■ Work required: Write out all the data again, exactly as it stands.

■ Saved data entries:
# # # # #
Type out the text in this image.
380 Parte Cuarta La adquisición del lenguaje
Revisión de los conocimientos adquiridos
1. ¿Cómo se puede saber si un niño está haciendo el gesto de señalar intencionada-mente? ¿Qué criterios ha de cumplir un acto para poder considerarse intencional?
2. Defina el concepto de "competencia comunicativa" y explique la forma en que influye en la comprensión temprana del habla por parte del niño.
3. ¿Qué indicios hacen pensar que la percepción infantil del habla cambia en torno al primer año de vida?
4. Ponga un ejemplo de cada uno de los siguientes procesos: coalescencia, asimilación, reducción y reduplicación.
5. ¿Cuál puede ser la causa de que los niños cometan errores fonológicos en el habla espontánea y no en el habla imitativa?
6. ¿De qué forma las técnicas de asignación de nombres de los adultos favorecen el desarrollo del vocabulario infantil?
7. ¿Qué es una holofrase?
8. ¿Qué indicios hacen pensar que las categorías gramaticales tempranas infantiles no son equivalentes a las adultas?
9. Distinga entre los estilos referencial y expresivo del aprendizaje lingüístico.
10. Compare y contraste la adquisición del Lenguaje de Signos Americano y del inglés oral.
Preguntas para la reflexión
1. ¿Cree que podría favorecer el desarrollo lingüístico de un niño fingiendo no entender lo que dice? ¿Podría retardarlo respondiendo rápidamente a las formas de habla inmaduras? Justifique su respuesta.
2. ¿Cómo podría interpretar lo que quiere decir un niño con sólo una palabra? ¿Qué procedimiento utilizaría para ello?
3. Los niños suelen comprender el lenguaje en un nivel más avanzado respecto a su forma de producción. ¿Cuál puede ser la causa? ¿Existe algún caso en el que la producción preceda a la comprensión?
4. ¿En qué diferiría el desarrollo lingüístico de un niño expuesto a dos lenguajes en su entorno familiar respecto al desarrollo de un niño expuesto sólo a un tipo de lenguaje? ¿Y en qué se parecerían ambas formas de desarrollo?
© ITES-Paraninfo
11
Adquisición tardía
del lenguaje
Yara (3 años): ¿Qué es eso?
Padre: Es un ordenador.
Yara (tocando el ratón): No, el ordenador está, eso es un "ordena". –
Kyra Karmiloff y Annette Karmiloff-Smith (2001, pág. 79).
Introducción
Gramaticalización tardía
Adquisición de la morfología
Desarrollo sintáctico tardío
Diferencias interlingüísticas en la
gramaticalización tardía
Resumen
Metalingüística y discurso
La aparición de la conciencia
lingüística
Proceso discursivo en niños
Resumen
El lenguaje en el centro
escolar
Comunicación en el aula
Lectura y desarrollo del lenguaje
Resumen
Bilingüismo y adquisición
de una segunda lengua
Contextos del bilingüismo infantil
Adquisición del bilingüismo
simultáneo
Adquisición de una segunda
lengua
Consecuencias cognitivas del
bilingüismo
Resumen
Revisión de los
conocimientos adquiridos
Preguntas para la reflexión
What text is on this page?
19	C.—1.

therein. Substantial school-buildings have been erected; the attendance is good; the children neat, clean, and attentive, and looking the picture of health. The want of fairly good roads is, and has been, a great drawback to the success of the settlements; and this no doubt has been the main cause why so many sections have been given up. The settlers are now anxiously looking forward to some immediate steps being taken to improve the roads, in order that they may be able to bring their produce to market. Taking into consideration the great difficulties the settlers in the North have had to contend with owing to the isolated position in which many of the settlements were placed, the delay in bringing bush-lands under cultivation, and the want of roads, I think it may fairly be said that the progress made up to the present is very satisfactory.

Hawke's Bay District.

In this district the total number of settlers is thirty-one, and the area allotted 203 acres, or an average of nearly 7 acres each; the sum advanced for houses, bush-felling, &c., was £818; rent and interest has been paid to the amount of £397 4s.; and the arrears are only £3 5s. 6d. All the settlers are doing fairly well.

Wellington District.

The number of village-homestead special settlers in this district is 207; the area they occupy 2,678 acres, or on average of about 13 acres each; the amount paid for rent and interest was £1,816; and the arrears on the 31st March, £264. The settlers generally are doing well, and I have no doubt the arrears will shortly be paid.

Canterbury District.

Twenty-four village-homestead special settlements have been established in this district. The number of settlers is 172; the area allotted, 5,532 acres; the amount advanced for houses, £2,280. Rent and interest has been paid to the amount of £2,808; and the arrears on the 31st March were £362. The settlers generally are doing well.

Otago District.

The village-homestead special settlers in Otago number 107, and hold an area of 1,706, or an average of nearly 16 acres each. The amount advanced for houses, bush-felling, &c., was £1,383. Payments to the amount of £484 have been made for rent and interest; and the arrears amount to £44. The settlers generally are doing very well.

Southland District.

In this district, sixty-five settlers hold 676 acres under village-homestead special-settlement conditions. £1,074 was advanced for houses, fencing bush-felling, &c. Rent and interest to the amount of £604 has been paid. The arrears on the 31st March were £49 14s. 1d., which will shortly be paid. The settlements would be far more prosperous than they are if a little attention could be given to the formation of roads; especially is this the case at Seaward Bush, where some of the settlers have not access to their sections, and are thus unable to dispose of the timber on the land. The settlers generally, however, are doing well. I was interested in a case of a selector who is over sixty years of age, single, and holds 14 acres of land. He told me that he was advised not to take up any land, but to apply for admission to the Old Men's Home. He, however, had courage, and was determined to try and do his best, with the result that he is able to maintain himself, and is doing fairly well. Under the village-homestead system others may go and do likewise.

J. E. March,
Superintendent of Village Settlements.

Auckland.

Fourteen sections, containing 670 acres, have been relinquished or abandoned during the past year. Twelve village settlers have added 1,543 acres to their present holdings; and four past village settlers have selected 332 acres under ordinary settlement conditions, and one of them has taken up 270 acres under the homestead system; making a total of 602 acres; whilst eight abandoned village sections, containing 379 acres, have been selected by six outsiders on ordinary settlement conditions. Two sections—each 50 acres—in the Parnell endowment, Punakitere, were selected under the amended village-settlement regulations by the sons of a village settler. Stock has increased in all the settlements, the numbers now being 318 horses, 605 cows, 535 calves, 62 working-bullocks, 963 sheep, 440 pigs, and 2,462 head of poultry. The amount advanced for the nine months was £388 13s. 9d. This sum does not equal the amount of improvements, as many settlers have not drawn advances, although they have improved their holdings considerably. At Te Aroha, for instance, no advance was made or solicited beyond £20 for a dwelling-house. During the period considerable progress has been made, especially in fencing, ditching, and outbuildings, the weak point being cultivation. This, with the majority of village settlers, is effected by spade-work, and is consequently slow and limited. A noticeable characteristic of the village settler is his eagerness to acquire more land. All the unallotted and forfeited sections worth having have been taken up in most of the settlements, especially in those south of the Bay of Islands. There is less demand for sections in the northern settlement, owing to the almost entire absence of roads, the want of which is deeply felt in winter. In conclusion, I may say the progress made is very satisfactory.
# # # # #
■ Finished exercise:
Type out the text in this image.
380 Parte Cuarta La adquisición del lenguaje
Revisión de los conocimientos adquiridos
1. ¿Cómo se puede saber si un niño está haciendo el gesto de señalar intencionada-mente? ¿Qué criterios ha de cumplir un acto para poder considerarse intencional?
2. Defina el concepto de "competencia comunicativa" y explique la forma en que influye en la comprensión temprana del habla por parte del niño.
3. ¿Qué indicios hacen pensar que la percepción infantil del habla cambia en torno al primer año de vida?
4. Ponga un ejemplo de cada uno de los siguientes procesos: coalescencia, asimilación, reducción y reduplicación.
5. ¿Cuál puede ser la causa de que los niños cometan errores fonológicos en el habla espontánea y no en el habla imitativa?
6. ¿De qué forma las técnicas de asignación de nombres de los adultos favorecen el desarrollo del vocabulario infantil?
7. ¿Qué es una holofrase?
8. ¿Qué indicios hacen pensar que las categorías gramaticales tempranas infantiles no son equivalentes a las adultas?
9. Distinga entre los estilos referencial y expresivo del aprendizaje lingüístico.
10. Compare y contraste la adquisición del Lenguaje de Signos Americano y del inglés oral.
Preguntas para la reflexión
1. ¿Cree que podría favorecer el desarrollo lingüístico de un niño fingiendo no entender lo que dice? ¿Podría retardarlo respondiendo rápidamente a las formas de habla inmaduras? Justifique su respuesta.
2. ¿Cómo podría interpretar lo que quiere decir un niño con sólo una palabra? ¿Qué procedimiento utilizaría para ello?
3. Los niños suelen comprender el lenguaje en un nivel más avanzado respecto a su forma de producción. ¿Cuál puede ser la causa? ¿Existe algún caso en el que la producción preceda a la comprensión?
4. ¿En qué diferiría el desarrollo lingüístico de un niño expuesto a dos lenguajes en su entorno familiar respecto al desarrollo de un niño expuesto sólo a un tipo de lenguaje? ¿Y en qué se parecerían ambas formas de desarrollo?
© ITES-Paraninfo
11
Adquisición tardía
del lenguaje
Yara (3 años): ¿Qué es eso?
Padre: Es un ordenador.
Yara (tocando el ratón): No, el ordenador está, eso es un "ordena". –
Kyra Karmiloff y Annette Karmiloff-Smith (2001, pág. 79).
Introducción
Gramaticalización tardía
Adquisición de la morfología
Desarrollo sintáctico tardío
Diferencias interlingüísticas en la
gramaticalización tardía
Resumen
Metalingüística y discurso
La aparición de la conciencia
lingüística
Proceso discursivo en niños
Resumen
El lenguaje en el centro
escolar
Comunicación en el aula
Lectura y desarrollo del lenguaje
Resumen
Bilingüismo y adquisición
de una segunda lengua
Contextos del bilingüismo infantil
Adquisición del bilingüismo
simultáneo
Adquisición de una segunda
lengua
Consecuencias cognitivas del
bilingüismo
Resumen
Revisión de los
conocimientos adquiridos
Preguntas para la reflexión
What text is on this page?
19	C.—1.

therein. Substantial school-buildings have been erected; the attendance is good; the children neat, clean, and attentive, and looking the picture of health. The want of fairly good roads is, and has been, a great drawback to the success of the settlements; and this no doubt has been the main cause why so many sections have been given up. The settlers are now anxiously looking forward to some immediate steps being taken to improve the roads, in order that they may be able to bring their produce to market. Taking into consideration the great difficulties the settlers in the North have had to contend with owing to the isolated position in which many of the settlements were placed, the delay in bringing bush-lands under cultivation, and the want of roads, I think it may fairly be said that the progress made up to the present is very satisfactory.

Hawke's Bay District.

In this district the total number of settlers is thirty-one, and the area allotted 203 acres, or an average of nearly 7 acres each; the sum advanced for houses, bush-felling, &c., was £818; rent and interest has been paid to the amount of £397 4s.; and the arrears are only £3 5s. 6d. All the settlers are doing fairly well.

Wellington District.

The number of village-homestead special settlers in this district is 207; the area they occupy 2,678 acres, or on average of about 13 acres each; the amount paid for rent and interest was £1,816; and the arrears on the 31st March, £264. The settlers generally are doing well, and I have no doubt the arrears will shortly be paid.

Canterbury District.

Twenty-four village-homestead special settlements have been established in this district. The number of settlers is 172; the area allotted, 5,532 acres; the amount advanced for houses, £2,280. Rent and interest has been paid to the amount of £2,808; and the arrears on the 31st March were £362. The settlers generally are doing well.

Otago District.

The village-homestead special settlers in Otago number 107, and hold an area of 1,706, or an average of nearly 16 acres each. The amount advanced for houses, bush-felling, &c., was £1,383. Payments to the amount of £484 have been made for rent and interest; and the arrears amount to £44. The settlers generally are doing very well.

Southland District.

In this district, sixty-five settlers hold 676 acres under village-homestead special-settlement conditions. £1,074 was advanced for houses, fencing bush-felling, &c. Rent and interest to the amount of £604 has been paid. The arrears on the 31st March were £49 14s. 1d., which will shortly be paid. The settlements would be far more prosperous than they are if a little attention could be given to the formation of roads; especially is this the case at Seaward Bush, where some of the settlers have not access to their sections, and are thus unable to dispose of the timber on the land. The settlers generally, however, are doing well. I was interested in a case of a selector who is over sixty years of age, single, and holds 14 acres of land. He told me that he was advised not to take up any land, but to apply for admission to the Old Men's Home. He, however, had courage, and was determined to try and do his best, with the result that he is able to maintain himself, and is doing fairly well. Under the village-homestead system others may go and do likewise.

J. E. March,
Superintendent of Village Settlements.

Auckland.

Fourteen sections, containing 670 acres, have been relinquished or abandoned during the past year. Twelve village settlers have added 1,543 acres to their present holdings; and four past village settlers have selected 332 acres under ordinary settlement conditions, and one of them has taken up 270 acres under the homestead system; making a total of 602 acres; whilst eight abandoned village sections, containing 379 acres, have been selected by six outsiders on ordinary settlement conditions. Two sections—each 50 acres—in the Parnell endowment, Punakitere, were selected under the amended village-settlement regulations by the sons of a village settler. Stock has increased in all the settlements, the numbers now being 318 horses, 605 cows, 535 calves, 62 working-bullocks, 963 sheep, 440 pigs, and 2,462 head of poultry. The amount advanced for the nine months was £388 13s. 9d. This sum does not equal the amount of improvements, as many settlers have not drawn advances, although they have improved their holdings considerably. At Te Aroha, for instance, no advance was made or solicited beyond £20 for a dwelling-house. During the period considerable progress has been made, especially in fencing, ditching, and outbuildings, the weak point being cultivation. This, with the majority of village settlers, is effected by spade-work, and is consequently slow and limited. A noticeable characteristic of the village settler is his eagerness to acquire more land. All the unallotted and forfeited sections worth having have been taken up in most of the settlements, especially in those south of the Bay of Islands. There is less demand for sections in the northern settlement, owing to the almost entire absence of roads, the want of which is deeply felt in winter. In conclusion, I may say the progress made is very satisfactory.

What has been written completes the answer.